**Task brief:**
In the poke fuzzing report below, which function and file location does it give for the heap buffer overflow?

Start of Selected passage

The results are relatively meager. Albeit afl found a bunch of crashes,
most of them were variations of
https://sourceware.org/bugzilla/show_bug.cgi?id=25379 (double freeing of
AST variable nodes when there is a syntax error in recursive function).

Another bug that afl found frequently is already known too:
https://sourceware.org/bugzilla/show_bug.cgi?id=25395 (Subpassing
doesn't work when the top node is folded out).

Then there's the memory exhaustion type of bugs, where afl created a
poke file with a ridiculous number of tokens that cause poke to go OOM
and die with a segfault (see for instance the attached
id:000045,sig:06,src:001301,time:61955701+003661,op:splice,rep:8). I'm
not sure if this can be handled more gracefully, but at least poke
needn't segfault.


Now for the "new" bugs (at least I hope that these are new):

- heap-use-after-free on a poke file that is filled with random binary
  garbage
  POC: poke -L id:000044,sig:06,src:004272,time:67719988,op:havoc,rep:16

- segfault in a nested struct/function definition in pkl_ast_type_equal
  in pkl-ast.c:631:
  poke -L id:000068,sig:06,src:000132,time:32646862,op:ext_UO,pos:179

- segfault in pkl_typify1_ps_op_rela in pkl-typify.c:114 for the
  following file:

--8<---------------cut here---------------start------------->8---
deftype Bar=struct{int i;long j;defun j0=void:{}};defvar b=Bar@ 0#B;
b.j0<0; 
--8<---------------cut here---------------end--------------->8---

- Heap buffer overflow in pvm_execute_or_initialize pvm.jitter:2081 for
  the following malformed file:
--8<---------------cut here---------------start------------->8---
deftype Foo=struct{int i;long j;};defvar a= Foo { i =0O0 };
--8<---------------cut here---------------end--------------->8---

- A bunch of assertions in jitter (see for instance
  id:000079,sig:06,src:000158,time:39603823,op:ext_AO,pos:182).

End of Selected passage
Start of Data

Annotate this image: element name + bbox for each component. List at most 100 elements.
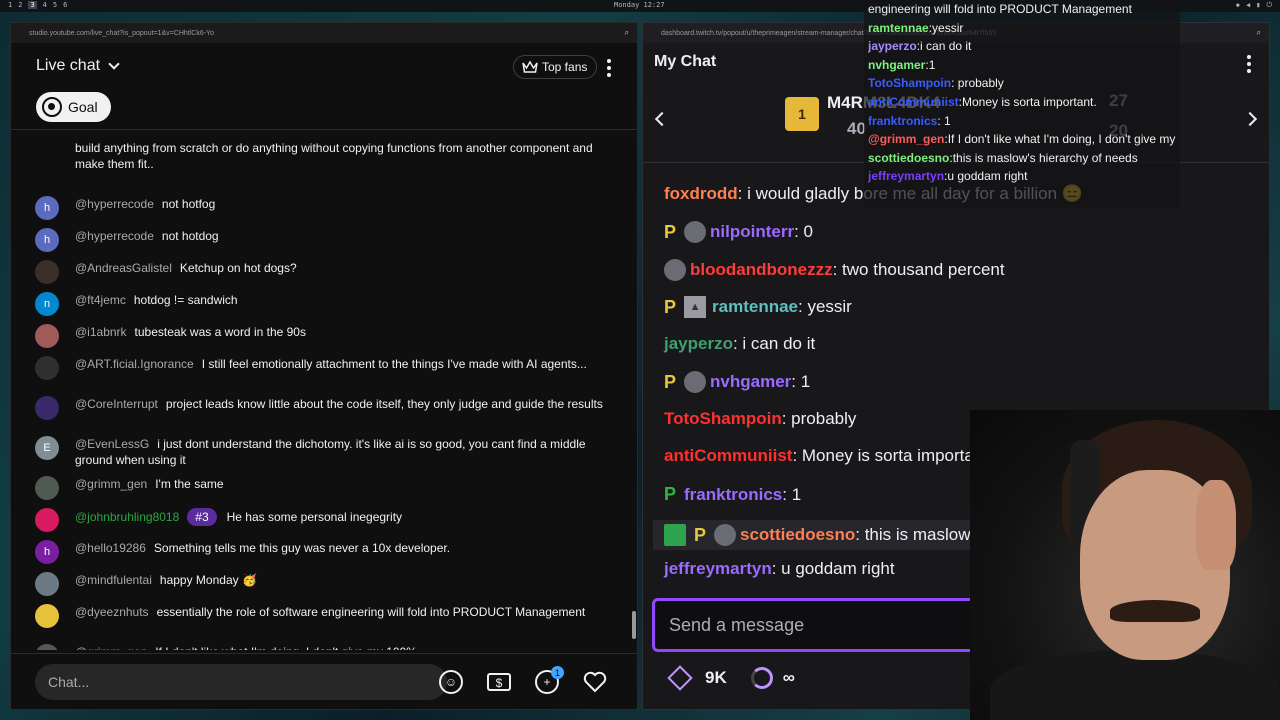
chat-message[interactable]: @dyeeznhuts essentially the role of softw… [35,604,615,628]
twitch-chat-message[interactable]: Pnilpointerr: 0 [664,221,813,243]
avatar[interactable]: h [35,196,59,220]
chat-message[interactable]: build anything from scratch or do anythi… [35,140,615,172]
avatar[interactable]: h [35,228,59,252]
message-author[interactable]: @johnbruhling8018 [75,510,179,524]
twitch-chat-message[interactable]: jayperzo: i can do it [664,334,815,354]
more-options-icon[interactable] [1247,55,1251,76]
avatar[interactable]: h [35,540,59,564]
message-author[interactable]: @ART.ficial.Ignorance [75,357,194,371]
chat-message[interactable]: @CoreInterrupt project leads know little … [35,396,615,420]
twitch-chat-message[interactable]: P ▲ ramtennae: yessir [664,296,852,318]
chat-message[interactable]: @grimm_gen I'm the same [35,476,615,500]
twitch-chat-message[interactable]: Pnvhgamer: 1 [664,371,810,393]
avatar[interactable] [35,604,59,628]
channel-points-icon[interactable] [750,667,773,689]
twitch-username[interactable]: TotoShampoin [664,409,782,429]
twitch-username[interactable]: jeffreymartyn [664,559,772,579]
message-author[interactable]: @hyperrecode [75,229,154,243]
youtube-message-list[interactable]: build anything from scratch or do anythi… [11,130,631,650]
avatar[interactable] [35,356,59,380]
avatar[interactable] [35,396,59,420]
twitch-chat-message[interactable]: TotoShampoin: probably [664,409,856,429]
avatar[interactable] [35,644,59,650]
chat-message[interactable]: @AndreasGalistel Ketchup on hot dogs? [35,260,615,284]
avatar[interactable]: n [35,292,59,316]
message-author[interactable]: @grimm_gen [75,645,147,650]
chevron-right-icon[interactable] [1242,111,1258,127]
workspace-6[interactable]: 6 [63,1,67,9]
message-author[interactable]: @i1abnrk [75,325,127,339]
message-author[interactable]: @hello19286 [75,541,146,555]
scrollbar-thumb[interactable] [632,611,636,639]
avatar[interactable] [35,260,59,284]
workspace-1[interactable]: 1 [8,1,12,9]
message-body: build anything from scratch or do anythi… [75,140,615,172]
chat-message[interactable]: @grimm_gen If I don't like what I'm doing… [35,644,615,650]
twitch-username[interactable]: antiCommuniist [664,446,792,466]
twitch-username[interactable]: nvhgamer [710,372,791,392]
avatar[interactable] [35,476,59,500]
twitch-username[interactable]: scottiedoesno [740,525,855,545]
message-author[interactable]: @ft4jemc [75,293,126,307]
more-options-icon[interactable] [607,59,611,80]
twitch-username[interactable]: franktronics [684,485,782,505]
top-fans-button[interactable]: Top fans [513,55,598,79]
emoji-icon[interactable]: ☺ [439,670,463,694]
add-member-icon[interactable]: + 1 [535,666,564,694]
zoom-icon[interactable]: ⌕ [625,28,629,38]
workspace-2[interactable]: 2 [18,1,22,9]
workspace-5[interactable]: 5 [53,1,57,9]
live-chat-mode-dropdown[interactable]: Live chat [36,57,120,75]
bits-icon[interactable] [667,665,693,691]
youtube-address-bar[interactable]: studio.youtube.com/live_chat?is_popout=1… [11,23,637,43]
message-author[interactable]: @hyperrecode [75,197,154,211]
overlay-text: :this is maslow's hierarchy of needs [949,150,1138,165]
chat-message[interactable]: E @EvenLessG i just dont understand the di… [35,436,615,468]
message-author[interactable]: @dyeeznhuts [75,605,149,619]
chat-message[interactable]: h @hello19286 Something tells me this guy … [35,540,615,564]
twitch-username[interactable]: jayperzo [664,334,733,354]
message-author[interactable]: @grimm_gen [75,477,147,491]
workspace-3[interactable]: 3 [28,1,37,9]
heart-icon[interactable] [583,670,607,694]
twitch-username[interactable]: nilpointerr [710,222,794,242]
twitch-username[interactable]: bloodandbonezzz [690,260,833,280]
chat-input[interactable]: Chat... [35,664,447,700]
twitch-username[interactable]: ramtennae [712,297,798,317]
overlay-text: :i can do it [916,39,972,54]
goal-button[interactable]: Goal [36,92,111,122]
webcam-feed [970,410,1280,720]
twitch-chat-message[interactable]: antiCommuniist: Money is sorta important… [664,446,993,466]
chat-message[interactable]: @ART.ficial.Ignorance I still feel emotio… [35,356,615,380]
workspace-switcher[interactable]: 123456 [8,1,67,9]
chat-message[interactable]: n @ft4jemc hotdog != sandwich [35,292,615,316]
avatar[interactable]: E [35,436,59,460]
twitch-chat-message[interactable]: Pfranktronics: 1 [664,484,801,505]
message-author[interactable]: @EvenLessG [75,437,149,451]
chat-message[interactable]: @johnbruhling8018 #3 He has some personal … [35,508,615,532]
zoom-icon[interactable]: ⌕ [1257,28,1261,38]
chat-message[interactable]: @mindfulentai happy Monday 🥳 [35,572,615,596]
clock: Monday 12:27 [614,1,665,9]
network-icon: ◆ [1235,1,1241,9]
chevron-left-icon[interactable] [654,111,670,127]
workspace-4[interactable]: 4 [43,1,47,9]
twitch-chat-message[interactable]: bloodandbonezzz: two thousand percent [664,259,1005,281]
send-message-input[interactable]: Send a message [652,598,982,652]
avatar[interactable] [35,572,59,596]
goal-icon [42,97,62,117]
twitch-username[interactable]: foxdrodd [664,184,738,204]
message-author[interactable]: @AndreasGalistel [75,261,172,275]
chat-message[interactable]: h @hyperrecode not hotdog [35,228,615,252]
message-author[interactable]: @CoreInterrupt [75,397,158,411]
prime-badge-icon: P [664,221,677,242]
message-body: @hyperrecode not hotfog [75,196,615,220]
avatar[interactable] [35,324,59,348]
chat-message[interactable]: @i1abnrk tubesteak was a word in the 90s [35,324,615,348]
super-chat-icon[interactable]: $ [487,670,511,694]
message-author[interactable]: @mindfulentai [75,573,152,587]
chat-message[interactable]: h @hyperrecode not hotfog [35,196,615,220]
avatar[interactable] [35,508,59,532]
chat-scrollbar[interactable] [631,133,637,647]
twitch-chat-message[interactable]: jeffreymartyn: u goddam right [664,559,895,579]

End of Data
Start of Data

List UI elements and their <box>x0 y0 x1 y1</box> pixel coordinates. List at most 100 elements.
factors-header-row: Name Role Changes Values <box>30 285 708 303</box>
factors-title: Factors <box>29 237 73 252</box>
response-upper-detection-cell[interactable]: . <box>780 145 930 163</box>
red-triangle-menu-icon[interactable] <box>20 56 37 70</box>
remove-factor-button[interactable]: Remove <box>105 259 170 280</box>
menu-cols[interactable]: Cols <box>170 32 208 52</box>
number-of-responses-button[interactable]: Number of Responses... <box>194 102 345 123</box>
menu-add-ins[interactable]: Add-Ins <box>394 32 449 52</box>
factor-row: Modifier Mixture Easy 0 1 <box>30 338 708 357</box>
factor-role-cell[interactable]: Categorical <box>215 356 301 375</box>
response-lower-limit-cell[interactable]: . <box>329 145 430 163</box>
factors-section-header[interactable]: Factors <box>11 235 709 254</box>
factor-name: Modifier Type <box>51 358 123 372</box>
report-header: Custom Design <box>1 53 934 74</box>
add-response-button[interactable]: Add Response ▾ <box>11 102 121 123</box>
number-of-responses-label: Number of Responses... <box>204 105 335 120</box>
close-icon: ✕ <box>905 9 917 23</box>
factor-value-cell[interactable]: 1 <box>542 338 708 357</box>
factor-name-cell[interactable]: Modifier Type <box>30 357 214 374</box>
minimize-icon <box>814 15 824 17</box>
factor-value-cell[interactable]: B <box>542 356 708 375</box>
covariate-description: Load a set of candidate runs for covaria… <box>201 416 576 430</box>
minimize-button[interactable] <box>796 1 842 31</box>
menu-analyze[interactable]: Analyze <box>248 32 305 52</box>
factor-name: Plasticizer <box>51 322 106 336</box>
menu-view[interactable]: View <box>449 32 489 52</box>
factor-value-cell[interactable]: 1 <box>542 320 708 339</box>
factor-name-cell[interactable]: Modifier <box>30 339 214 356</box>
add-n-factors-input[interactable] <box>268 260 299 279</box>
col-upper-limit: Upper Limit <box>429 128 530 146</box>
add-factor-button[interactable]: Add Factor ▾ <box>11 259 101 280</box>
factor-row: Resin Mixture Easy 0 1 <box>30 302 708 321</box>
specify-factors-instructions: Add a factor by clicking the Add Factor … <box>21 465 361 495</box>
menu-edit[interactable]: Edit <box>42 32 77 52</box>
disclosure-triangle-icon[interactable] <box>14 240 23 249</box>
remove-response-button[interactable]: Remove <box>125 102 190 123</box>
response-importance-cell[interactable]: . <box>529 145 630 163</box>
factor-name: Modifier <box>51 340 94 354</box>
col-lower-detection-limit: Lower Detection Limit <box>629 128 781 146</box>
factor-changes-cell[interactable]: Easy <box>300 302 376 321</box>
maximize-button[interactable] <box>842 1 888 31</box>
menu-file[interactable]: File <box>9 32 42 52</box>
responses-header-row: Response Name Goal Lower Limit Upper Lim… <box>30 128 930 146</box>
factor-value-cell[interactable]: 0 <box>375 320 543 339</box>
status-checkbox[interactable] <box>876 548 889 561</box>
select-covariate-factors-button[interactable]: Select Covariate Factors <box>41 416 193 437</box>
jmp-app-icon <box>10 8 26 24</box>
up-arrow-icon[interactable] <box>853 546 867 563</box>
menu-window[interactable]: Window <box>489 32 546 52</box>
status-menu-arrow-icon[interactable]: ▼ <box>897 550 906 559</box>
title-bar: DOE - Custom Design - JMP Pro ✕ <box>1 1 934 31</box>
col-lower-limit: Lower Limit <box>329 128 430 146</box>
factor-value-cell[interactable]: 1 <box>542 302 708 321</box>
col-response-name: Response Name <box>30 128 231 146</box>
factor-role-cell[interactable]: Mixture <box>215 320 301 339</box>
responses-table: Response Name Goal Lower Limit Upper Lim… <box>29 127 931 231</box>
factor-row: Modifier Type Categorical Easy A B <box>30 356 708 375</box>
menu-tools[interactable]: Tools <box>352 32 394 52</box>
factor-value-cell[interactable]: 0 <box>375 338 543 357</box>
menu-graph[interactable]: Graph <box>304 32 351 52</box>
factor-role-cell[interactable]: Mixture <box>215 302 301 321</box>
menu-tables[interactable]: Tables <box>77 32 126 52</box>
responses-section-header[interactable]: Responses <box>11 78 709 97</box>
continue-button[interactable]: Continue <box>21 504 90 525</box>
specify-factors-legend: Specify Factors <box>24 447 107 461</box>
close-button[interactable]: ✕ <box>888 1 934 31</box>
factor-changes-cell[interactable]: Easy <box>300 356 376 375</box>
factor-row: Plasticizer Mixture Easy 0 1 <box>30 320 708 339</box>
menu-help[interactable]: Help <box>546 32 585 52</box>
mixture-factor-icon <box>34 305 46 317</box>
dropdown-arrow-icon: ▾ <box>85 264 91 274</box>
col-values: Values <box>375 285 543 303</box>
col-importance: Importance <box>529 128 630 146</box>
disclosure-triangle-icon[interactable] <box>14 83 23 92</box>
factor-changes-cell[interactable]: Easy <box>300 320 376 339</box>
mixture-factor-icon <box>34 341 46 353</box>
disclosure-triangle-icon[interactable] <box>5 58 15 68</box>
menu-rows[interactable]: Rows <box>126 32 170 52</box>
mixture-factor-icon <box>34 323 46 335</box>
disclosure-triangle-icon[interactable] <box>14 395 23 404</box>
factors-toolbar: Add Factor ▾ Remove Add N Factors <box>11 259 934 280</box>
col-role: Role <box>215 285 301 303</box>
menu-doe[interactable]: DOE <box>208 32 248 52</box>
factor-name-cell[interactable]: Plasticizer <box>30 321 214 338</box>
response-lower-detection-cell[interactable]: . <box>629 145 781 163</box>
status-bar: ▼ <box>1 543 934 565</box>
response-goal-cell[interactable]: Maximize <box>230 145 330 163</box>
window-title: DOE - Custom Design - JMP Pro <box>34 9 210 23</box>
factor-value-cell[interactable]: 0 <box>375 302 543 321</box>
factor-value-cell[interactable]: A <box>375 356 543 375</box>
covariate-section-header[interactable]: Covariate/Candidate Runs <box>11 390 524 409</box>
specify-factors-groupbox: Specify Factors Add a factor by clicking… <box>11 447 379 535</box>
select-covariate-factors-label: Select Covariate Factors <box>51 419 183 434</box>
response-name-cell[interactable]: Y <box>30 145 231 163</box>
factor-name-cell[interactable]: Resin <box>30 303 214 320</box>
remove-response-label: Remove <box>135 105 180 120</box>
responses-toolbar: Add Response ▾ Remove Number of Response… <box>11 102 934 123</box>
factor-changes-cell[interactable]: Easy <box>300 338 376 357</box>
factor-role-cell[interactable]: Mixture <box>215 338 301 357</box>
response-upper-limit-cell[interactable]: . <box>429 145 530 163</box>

End of Data

**Task output:**
pvm_execute_or_initialize, at pvm.jitter:2081.